* To be done *
Look through the lines below and extract any with the word "error".

* Available data *
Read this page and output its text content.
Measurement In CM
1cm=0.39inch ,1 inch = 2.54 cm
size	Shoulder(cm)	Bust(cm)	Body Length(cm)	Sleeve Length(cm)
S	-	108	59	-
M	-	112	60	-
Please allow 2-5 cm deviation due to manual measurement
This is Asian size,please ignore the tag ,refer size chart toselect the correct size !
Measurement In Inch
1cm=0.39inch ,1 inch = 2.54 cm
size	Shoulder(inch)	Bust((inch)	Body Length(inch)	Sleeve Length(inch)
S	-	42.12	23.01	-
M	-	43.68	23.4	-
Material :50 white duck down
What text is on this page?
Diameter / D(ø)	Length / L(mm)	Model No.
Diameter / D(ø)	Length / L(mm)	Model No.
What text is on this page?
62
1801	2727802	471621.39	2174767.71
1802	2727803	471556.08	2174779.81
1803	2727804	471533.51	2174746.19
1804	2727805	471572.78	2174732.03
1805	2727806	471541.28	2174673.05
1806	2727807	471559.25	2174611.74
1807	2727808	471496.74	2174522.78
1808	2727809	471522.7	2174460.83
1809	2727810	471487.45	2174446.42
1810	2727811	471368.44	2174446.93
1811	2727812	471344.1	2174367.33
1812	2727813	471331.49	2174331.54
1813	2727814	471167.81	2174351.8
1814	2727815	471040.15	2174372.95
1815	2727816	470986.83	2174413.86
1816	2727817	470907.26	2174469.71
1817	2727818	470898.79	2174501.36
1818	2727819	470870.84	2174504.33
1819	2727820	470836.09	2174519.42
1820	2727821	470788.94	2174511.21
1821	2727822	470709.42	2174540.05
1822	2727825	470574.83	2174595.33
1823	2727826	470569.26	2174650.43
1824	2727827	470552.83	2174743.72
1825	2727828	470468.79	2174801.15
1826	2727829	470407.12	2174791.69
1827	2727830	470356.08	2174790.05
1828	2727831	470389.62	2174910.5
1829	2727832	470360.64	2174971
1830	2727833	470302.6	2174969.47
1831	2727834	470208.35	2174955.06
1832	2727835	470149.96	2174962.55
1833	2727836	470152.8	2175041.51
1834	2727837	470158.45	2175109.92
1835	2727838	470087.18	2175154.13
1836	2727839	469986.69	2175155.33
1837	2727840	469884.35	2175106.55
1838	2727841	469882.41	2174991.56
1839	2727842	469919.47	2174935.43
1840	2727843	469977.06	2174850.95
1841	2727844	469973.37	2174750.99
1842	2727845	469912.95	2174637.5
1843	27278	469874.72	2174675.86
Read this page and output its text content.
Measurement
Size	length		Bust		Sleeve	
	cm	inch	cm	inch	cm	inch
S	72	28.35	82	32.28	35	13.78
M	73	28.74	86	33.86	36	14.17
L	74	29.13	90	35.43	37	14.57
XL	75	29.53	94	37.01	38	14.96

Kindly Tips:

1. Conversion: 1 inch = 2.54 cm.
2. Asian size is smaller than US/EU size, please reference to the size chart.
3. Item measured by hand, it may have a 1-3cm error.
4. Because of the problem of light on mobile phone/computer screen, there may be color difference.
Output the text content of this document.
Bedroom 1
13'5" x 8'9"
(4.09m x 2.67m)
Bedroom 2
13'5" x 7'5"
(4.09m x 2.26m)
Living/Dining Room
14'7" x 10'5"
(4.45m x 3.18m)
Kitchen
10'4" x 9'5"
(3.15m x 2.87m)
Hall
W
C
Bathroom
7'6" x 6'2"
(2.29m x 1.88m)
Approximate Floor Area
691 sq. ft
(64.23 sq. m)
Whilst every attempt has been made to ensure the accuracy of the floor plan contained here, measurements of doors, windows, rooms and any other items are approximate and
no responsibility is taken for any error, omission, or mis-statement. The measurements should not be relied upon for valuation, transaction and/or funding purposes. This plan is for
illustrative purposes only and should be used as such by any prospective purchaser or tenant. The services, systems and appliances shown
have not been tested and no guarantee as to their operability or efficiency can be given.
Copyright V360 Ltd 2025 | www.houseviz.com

* Exercise result *
3. Item measured by hand, it may have a 1-3cm error.
no responsibility is taken for any error, omission, or mis-statement. The measurements should not be relied upon for valuation, transaction and/or funding purposes. This plan is for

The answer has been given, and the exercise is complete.